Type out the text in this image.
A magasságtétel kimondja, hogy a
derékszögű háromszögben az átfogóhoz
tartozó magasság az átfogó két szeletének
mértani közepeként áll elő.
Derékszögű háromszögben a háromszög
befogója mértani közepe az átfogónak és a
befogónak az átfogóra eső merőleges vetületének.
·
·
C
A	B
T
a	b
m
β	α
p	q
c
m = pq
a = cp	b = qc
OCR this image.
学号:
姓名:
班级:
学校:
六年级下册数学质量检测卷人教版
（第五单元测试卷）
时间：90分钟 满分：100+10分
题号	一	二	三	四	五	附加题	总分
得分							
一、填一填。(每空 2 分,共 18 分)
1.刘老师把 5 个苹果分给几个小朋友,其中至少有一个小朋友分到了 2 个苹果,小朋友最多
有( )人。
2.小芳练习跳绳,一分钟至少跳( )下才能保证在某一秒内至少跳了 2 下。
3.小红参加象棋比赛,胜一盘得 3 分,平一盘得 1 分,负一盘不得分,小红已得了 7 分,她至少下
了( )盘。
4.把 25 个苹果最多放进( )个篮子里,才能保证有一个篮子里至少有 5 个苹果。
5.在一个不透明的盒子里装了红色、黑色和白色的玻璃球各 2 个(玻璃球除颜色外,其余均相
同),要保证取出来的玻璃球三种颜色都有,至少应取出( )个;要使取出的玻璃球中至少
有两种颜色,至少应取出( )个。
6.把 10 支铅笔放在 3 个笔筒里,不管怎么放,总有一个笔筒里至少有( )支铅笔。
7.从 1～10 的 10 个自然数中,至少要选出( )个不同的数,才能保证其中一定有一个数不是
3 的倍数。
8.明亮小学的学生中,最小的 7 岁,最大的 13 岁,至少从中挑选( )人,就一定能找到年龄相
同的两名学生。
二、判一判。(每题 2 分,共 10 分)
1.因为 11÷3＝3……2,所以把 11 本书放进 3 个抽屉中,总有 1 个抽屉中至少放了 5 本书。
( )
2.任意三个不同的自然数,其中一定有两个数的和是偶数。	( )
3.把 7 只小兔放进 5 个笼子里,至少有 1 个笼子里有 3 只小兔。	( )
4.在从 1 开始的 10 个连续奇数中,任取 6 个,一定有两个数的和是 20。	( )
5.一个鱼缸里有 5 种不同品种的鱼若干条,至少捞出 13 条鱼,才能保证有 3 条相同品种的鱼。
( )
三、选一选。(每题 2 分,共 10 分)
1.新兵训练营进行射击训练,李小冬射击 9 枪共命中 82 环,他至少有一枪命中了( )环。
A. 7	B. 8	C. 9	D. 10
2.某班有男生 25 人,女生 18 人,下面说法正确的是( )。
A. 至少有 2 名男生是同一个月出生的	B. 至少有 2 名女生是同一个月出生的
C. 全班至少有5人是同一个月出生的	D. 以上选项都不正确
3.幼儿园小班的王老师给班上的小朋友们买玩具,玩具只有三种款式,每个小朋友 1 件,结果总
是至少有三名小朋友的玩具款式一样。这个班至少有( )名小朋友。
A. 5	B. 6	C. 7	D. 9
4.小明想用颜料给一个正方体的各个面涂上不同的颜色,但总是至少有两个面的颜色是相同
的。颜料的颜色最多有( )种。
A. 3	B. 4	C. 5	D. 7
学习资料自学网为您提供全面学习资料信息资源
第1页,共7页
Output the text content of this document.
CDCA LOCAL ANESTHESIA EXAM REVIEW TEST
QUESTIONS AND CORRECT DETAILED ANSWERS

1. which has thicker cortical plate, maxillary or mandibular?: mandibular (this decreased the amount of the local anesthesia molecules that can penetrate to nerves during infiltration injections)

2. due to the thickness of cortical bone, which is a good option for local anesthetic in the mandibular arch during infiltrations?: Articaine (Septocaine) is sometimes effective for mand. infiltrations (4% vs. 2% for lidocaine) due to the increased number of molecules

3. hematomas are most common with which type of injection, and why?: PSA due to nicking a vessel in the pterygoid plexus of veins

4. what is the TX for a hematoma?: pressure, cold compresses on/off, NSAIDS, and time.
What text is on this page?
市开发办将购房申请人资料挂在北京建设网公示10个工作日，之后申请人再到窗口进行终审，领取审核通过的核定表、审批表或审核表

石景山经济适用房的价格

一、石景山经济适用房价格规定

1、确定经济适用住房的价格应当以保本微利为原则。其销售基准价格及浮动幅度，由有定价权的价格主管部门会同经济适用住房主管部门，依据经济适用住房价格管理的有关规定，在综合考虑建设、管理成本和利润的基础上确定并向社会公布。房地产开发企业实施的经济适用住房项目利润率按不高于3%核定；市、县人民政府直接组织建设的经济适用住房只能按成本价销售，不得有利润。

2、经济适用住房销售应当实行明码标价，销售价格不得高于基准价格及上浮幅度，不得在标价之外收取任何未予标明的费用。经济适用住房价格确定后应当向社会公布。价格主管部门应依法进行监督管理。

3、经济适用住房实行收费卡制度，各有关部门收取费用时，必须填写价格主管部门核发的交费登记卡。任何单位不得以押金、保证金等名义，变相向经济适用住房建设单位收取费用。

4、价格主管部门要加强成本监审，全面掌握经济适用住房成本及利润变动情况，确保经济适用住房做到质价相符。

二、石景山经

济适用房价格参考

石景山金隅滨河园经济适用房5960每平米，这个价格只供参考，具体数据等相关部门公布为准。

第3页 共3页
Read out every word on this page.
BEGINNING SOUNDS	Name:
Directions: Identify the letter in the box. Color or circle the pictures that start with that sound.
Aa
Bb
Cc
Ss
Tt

__TASK TO COMPLETE__: Identify the lines in the entries above that contain "with", then copy them out.

__TASK SOLUTION__:
3. hematomas are most common with which type of injection, and why?: PSA due to nicking a vessel in the pterygoid plexus of veins
Directions: Identify the letter in the box. Color or circle the pictures that start with that sound.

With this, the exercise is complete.